### [SOURCE PASSAGE]

All profit supporting special needs music education and Help Musicians
SYOS

Chutney Recipes....?

Anyone got any good tips on making chutney? Its coming to the time of year to get big trays of tomatoes dirt cheap & last year's tomato and smoked chilli chutney, though completely improvised, was pretty tasty.
So- do any of you folks have any tips on doing this properly? I suspect my previous success was more by good luck than skill....
 

Nick Wyver

noisy
Subscriber
Messages
5,996
I usually improvise too. Ingredients are usually down to what I can find in the cupboard.

For instance, last week I made some plum chutney cos Mum's tree was particularly fruitful this year.

### [WORK TO DO]
• 1. From the chutney thread, copy the passage starting with "Chutney Recipes....?" and going on through "in the cupboard.".
• 2. According to the chutney thread, what kind of chutney did the first poster make last year?
• 3. Decide whether each statement agrees with the chutney thread, answering yes or no and quoting the words that settle it:
(a) The first poster's chutney last year followed a set recipe.
(b) The second poster's ingredients usually depend on what is in the cupboard.
(c) The plums for the second poster's chutney came from a tree belonging to that poster's mother.

### [DATASET CONTENT]
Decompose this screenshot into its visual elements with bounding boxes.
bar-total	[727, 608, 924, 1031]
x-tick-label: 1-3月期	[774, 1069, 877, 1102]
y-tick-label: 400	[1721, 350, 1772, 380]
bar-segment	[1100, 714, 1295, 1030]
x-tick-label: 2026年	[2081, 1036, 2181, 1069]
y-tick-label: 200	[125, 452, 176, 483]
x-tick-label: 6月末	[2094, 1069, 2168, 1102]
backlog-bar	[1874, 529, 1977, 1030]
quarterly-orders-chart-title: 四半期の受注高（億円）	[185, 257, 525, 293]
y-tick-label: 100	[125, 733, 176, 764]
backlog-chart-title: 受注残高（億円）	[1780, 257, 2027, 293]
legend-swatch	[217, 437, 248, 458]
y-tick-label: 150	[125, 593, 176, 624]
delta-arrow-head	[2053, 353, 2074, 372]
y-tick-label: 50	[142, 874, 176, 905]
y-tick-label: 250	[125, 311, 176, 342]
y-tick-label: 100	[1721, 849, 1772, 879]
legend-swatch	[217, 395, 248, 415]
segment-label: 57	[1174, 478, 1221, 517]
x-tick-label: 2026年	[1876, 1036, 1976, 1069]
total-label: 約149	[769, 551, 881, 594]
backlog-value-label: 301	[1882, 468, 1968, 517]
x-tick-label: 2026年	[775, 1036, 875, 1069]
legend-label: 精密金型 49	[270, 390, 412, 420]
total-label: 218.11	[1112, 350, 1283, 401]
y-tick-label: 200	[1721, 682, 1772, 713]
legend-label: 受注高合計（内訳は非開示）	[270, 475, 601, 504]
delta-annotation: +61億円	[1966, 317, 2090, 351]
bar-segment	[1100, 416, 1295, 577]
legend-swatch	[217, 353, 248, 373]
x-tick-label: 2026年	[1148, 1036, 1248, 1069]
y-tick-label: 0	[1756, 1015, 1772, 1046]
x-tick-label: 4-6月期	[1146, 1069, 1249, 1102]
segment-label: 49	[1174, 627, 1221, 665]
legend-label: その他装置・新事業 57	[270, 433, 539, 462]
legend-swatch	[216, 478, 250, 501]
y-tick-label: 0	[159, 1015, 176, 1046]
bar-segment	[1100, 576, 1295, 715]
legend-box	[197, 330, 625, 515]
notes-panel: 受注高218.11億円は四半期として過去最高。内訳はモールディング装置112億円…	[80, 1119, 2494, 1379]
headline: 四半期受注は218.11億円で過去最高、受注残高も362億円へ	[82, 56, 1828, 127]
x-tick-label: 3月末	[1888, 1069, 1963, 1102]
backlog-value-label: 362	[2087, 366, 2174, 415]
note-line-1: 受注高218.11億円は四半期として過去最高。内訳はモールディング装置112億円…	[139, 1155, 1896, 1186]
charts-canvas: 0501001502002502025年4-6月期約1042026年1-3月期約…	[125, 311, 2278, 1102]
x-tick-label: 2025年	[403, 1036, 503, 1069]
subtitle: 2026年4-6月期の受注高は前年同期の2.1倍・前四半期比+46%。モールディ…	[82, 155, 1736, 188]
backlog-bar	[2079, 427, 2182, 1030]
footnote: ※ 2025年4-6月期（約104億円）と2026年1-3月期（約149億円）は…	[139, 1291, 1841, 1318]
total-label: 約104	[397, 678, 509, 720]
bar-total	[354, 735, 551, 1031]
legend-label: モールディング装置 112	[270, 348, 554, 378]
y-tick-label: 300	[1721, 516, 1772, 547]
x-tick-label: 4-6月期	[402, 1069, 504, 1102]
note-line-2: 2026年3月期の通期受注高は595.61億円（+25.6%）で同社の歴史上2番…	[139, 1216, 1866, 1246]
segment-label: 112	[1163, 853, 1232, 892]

### [THE ANSWERS]
• 1.
Chutney Recipes....?

Anyone got any good tips on making chutney? Its coming to the time of year to get big trays of tomatoes dirt cheap & last year's tomato and smoked chilli chutney, though completely improvised, was pretty tasty.
So- do any of you folks have any tips on doing this properly? I suspect my previous success was more by good luck than skill....
 

Nick Wyver

noisy
Subscriber
Messages
5,996
I usually improvise too. Ingredients are usually down to what I can find in the cupboard.

• 2. Tomato and smoked chilli chutney.

• 3.
(a) No: "though completely improvised"
(b) Yes: "Ingredients are usually down to what I can find in the cupboard."
(c) Yes: "cos Mum's tree was particularly fruitful this year"